» WRITTEN REQUEST
Draw out every line with the word "this" from the listing below.

» DATA SUPPLIED

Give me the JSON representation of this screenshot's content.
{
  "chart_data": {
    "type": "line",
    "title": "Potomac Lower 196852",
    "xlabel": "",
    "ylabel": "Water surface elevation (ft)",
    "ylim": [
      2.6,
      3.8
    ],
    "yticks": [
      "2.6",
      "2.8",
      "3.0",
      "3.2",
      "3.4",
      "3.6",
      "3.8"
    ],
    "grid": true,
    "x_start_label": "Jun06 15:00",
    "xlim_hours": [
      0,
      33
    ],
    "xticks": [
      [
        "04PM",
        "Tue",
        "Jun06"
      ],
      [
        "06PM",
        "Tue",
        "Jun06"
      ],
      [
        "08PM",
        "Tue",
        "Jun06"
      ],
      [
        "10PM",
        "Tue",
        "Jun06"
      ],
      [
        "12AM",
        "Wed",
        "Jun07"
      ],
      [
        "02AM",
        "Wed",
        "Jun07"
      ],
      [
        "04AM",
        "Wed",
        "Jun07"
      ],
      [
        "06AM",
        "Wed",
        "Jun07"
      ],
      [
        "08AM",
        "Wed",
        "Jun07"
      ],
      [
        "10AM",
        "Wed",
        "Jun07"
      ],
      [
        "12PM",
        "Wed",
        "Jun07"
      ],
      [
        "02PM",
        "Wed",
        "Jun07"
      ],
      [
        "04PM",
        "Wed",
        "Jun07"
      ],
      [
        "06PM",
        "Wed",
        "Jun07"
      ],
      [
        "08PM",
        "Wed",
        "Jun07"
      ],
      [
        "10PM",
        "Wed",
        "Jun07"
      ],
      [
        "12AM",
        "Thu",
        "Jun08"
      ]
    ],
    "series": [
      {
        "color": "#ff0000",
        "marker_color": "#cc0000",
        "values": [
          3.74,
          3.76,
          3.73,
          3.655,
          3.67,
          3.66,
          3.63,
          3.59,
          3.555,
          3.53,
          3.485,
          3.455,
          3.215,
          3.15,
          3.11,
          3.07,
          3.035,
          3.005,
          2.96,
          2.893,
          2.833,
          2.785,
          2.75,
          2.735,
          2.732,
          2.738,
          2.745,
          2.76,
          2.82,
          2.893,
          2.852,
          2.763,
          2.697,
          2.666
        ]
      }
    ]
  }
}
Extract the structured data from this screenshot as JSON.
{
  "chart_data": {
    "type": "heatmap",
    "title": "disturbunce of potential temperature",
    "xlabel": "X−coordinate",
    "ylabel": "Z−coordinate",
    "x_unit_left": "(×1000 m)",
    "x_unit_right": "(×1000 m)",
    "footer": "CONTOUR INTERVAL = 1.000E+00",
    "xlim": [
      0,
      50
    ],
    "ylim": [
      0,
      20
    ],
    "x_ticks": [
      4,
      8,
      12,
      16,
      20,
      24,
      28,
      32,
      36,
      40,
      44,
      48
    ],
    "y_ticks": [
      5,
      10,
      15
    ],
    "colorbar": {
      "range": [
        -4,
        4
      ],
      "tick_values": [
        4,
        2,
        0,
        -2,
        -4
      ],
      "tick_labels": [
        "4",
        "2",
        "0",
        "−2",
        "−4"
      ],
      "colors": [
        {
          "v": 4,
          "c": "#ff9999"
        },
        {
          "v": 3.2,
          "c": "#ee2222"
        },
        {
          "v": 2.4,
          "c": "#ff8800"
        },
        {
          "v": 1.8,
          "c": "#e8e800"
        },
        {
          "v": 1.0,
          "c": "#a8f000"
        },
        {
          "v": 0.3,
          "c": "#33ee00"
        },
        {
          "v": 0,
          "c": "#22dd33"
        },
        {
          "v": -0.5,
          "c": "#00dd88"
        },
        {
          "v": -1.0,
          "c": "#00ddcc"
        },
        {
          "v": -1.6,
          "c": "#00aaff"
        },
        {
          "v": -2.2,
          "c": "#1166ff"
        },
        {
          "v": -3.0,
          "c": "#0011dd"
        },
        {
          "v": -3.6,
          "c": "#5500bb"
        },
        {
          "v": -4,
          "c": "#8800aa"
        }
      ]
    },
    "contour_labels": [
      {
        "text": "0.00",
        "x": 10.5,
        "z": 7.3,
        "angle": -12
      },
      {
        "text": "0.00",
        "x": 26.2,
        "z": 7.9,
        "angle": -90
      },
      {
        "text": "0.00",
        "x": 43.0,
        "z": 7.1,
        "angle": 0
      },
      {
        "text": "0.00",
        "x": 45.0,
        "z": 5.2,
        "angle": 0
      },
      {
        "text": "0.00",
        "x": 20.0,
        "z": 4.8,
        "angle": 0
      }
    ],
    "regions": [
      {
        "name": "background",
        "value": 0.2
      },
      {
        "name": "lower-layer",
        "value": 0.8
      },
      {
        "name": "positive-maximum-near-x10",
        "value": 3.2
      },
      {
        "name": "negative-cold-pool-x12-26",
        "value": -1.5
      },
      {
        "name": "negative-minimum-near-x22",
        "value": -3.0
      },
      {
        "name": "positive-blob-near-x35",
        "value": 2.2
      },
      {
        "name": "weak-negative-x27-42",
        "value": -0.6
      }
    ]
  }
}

» FINAL RESULT
Give me the JSON representation of this screenshot's content.
Extract the structured data from this screenshot as JSON.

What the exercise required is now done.